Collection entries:
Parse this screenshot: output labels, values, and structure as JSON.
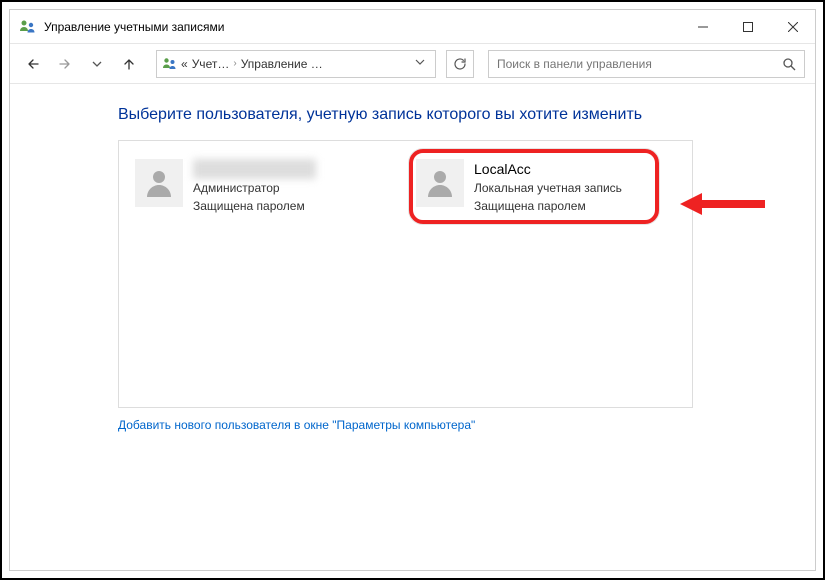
{
  "window": {
    "title": "Управление учетными записями"
  },
  "breadcrumb": {
    "back_chevrons": "«",
    "part1": "Учет…",
    "part2": "Управление …"
  },
  "search": {
    "placeholder": "Поиск в панели управления"
  },
  "page": {
    "title": "Выберите пользователя, учетную запись которого вы хотите изменить"
  },
  "users": [
    {
      "name": "████████ ████",
      "type": "Администратор",
      "protected": "Защищена паролем"
    },
    {
      "name": "LocalAcc",
      "type": "Локальная учетная запись",
      "protected": "Защищена паролем"
    }
  ],
  "add_link": "Добавить нового пользователя в окне \"Параметры компьютера\""
}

Short task: Repeat the material above verbatim. Leave the pictures behind.

Output for this task:
Parse this screenshot: output labels, values, and structure as JSON.
{
  "window": {
    "title": "Управление учетными записями"
  },
  "breadcrumb": {
    "back_chevrons": "«",
    "part1": "Учет…",
    "part2": "Управление …"
  },
  "search": {
    "placeholder": "Поиск в панели управления"
  },
  "page": {
    "title": "Выберите пользователя, учетную запись которого вы хотите изменить"
  },
  "users": [
    {
      "name": "████████ ████",
      "type": "Администратор",
      "protected": "Защищена паролем"
    },
    {
      "name": "LocalAcc",
      "type": "Локальная учетная запись",
      "protected": "Защищена паролем"
    }
  ],
  "add_link": "Добавить нового пользователя в окне \"Параметры компьютера\""
}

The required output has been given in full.